> [Task requirements] Pictures do not belong in your copy. Repeat all the other data exactly.
** Begin Materials provided **
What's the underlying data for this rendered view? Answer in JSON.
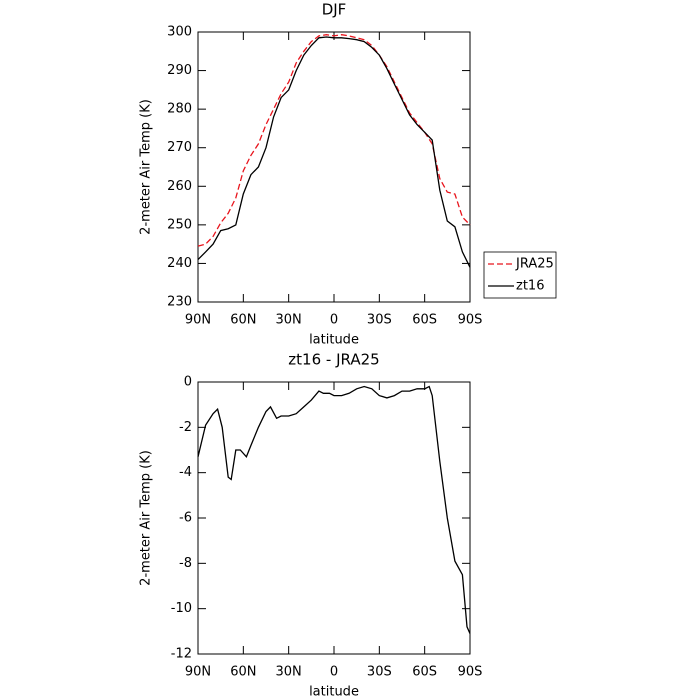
{
  "chart_data": [
    {
      "type": "line",
      "title": "DJF",
      "xlabel": "latitude",
      "ylabel": "2-meter Air Temp (K)",
      "x": [
        90,
        85,
        80,
        75,
        70,
        65,
        60,
        55,
        50,
        45,
        40,
        35,
        30,
        25,
        20,
        15,
        10,
        5,
        0,
        -5,
        -10,
        -15,
        -20,
        -25,
        -30,
        -35,
        -40,
        -45,
        -50,
        -55,
        -60,
        -65,
        -70,
        -75,
        -80,
        -85,
        -90
      ],
      "series": [
        {
          "name": "JRA25",
          "color": "#e8141c",
          "linestyle": "dashed",
          "values": [
            244.5,
            245,
            247,
            250.5,
            253,
            257,
            264,
            268,
            271,
            276,
            280,
            284,
            287,
            292,
            295,
            297.5,
            299,
            299.3,
            299,
            299.3,
            299,
            298.5,
            298,
            296.5,
            294,
            291,
            287,
            283,
            279,
            276.5,
            274,
            271,
            262,
            258.5,
            258,
            252,
            250
          ]
        },
        {
          "name": "zt16",
          "color": "#000000",
          "linestyle": "solid",
          "values": [
            241,
            243,
            245,
            248.5,
            249,
            250,
            258,
            263,
            265,
            270,
            278,
            283,
            285,
            290,
            294,
            296.5,
            298.5,
            298.7,
            298.5,
            298.5,
            298.3,
            298,
            297.5,
            296,
            294,
            290.5,
            286.5,
            282.5,
            278.5,
            276,
            274,
            272,
            259,
            251,
            249.5,
            243,
            239
          ]
        }
      ],
      "xlim": [
        90,
        -90
      ],
      "xticks": [
        {
          "value": 90,
          "label": "90N"
        },
        {
          "value": 60,
          "label": "60N"
        },
        {
          "value": 30,
          "label": "30N"
        },
        0,
        {
          "value": -30,
          "label": "30S"
        },
        {
          "value": -60,
          "label": "60S"
        },
        {
          "value": -90,
          "label": "90S"
        }
      ],
      "ylim": [
        230,
        300
      ],
      "yticks": [
        230,
        240,
        250,
        260,
        270,
        280,
        290,
        300
      ],
      "legend": "right"
    },
    {
      "type": "line",
      "title": "zt16 - JRA25",
      "xlabel": "latitude",
      "ylabel": "2-meter Air Temp (K)",
      "x": [
        90,
        85,
        80,
        77,
        74,
        70,
        68,
        65,
        62,
        58,
        55,
        50,
        45,
        42,
        38,
        35,
        30,
        25,
        20,
        15,
        10,
        7,
        3,
        0,
        -5,
        -10,
        -15,
        -20,
        -25,
        -30,
        -35,
        -40,
        -45,
        -50,
        -55,
        -60,
        -63,
        -65,
        -70,
        -75,
        -80,
        -85,
        -88,
        -90
      ],
      "values": [
        -3.3,
        -1.9,
        -1.4,
        -1.2,
        -2,
        -4.2,
        -4.3,
        -3,
        -3,
        -3.3,
        -2.8,
        -2,
        -1.3,
        -1.1,
        -1.6,
        -1.5,
        -1.5,
        -1.4,
        -1.1,
        -0.8,
        -0.4,
        -0.5,
        -0.5,
        -0.6,
        -0.6,
        -0.5,
        -0.3,
        -0.2,
        -0.3,
        -0.6,
        -0.7,
        -0.6,
        -0.4,
        -0.4,
        -0.3,
        -0.3,
        -0.2,
        -0.6,
        -3.5,
        -6,
        -7.9,
        -8.5,
        -10.8,
        -11.1
      ],
      "color": "#000000",
      "xlim": [
        90,
        -90
      ],
      "xticks": [
        {
          "value": 90,
          "label": "90N"
        },
        {
          "value": 60,
          "label": "60N"
        },
        {
          "value": 30,
          "label": "30N"
        },
        0,
        {
          "value": -30,
          "label": "30S"
        },
        {
          "value": -60,
          "label": "60S"
        },
        {
          "value": -90,
          "label": "90S"
        }
      ],
      "ylim": [
        -12,
        0
      ],
      "yticks": [
        -12,
        -10,
        -8,
        -6,
        -4,
        -2,
        0
      ]
    }
  ]
}
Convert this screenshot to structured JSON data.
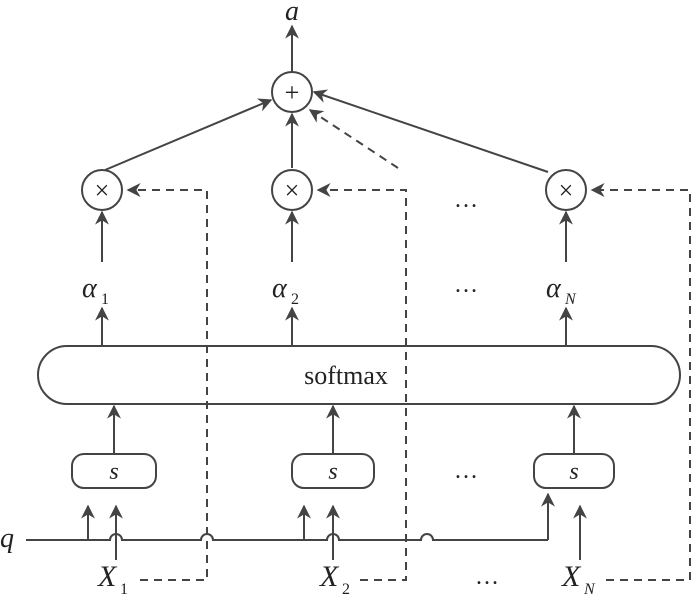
** End Materials provided **
> [Complete output]
What's the underlying data for this rendered view? Answer in JSON.
{
  "chart_data": [
    {
      "type": "line",
      "title": "DJF",
      "xlabel": "latitude",
      "ylabel": "2-meter Air Temp (K)",
      "x": [
        90,
        85,
        80,
        75,
        70,
        65,
        60,
        55,
        50,
        45,
        40,
        35,
        30,
        25,
        20,
        15,
        10,
        5,
        0,
        -5,
        -10,
        -15,
        -20,
        -25,
        -30,
        -35,
        -40,
        -45,
        -50,
        -55,
        -60,
        -65,
        -70,
        -75,
        -80,
        -85,
        -90
      ],
      "series": [
        {
          "name": "JRA25",
          "color": "#e8141c",
          "linestyle": "dashed",
          "values": [
            244.5,
            245,
            247,
            250.5,
            253,
            257,
            264,
            268,
            271,
            276,
            280,
            284,
            287,
            292,
            295,
            297.5,
            299,
            299.3,
            299,
            299.3,
            299,
            298.5,
            298,
            296.5,
            294,
            291,
            287,
            283,
            279,
            276.5,
            274,
            271,
            262,
            258.5,
            258,
            252,
            250
          ]
        },
        {
          "name": "zt16",
          "color": "#000000",
          "linestyle": "solid",
          "values": [
            241,
            243,
            245,
            248.5,
            249,
            250,
            258,
            263,
            265,
            270,
            278,
            283,
            285,
            290,
            294,
            296.5,
            298.5,
            298.7,
            298.5,
            298.5,
            298.3,
            298,
            297.5,
            296,
            294,
            290.5,
            286.5,
            282.5,
            278.5,
            276,
            274,
            272,
            259,
            251,
            249.5,
            243,
            239
          ]
        }
      ],
      "xlim": [
        90,
        -90
      ],
      "xticks": [
        {
          "value": 90,
          "label": "90N"
        },
        {
          "value": 60,
          "label": "60N"
        },
        {
          "value": 30,
          "label": "30N"
        },
        0,
        {
          "value": -30,
          "label": "30S"
        },
        {
          "value": -60,
          "label": "60S"
        },
        {
          "value": -90,
          "label": "90S"
        }
      ],
      "ylim": [
        230,
        300
      ],
      "yticks": [
        230,
        240,
        250,
        260,
        270,
        280,
        290,
        300
      ],
      "legend": "right"
    },
    {
      "type": "line",
      "title": "zt16 - JRA25",
      "xlabel": "latitude",
      "ylabel": "2-meter Air Temp (K)",
      "x": [
        90,
        85,
        80,
        77,
        74,
        70,
        68,
        65,
        62,
        58,
        55,
        50,
        45,
        42,
        38,
        35,
        30,
        25,
        20,
        15,
        10,
        7,
        3,
        0,
        -5,
        -10,
        -15,
        -20,
        -25,
        -30,
        -35,
        -40,
        -45,
        -50,
        -55,
        -60,
        -63,
        -65,
        -70,
        -75,
        -80,
        -85,
        -88,
        -90
      ],
      "values": [
        -3.3,
        -1.9,
        -1.4,
        -1.2,
        -2,
        -4.2,
        -4.3,
        -3,
        -3,
        -3.3,
        -2.8,
        -2,
        -1.3,
        -1.1,
        -1.6,
        -1.5,
        -1.5,
        -1.4,
        -1.1,
        -0.8,
        -0.4,
        -0.5,
        -0.5,
        -0.6,
        -0.6,
        -0.5,
        -0.3,
        -0.2,
        -0.3,
        -0.6,
        -0.7,
        -0.6,
        -0.4,
        -0.4,
        -0.3,
        -0.3,
        -0.2,
        -0.6,
        -3.5,
        -6,
        -7.9,
        -8.5,
        -10.8,
        -11.1
      ],
      "color": "#000000",
      "xlim": [
        90,
        -90
      ],
      "xticks": [
        {
          "value": 90,
          "label": "90N"
        },
        {
          "value": 60,
          "label": "60N"
        },
        {
          "value": 30,
          "label": "30N"
        },
        0,
        {
          "value": -30,
          "label": "30S"
        },
        {
          "value": -60,
          "label": "60S"
        },
        {
          "value": -90,
          "label": "90S"
        }
      ],
      "ylim": [
        -12,
        0
      ],
      "yticks": [
        -12,
        -10,
        -8,
        -6,
        -4,
        -2,
        0
      ]
    }
  ]
}
Convert this screenshot to structured JSON data.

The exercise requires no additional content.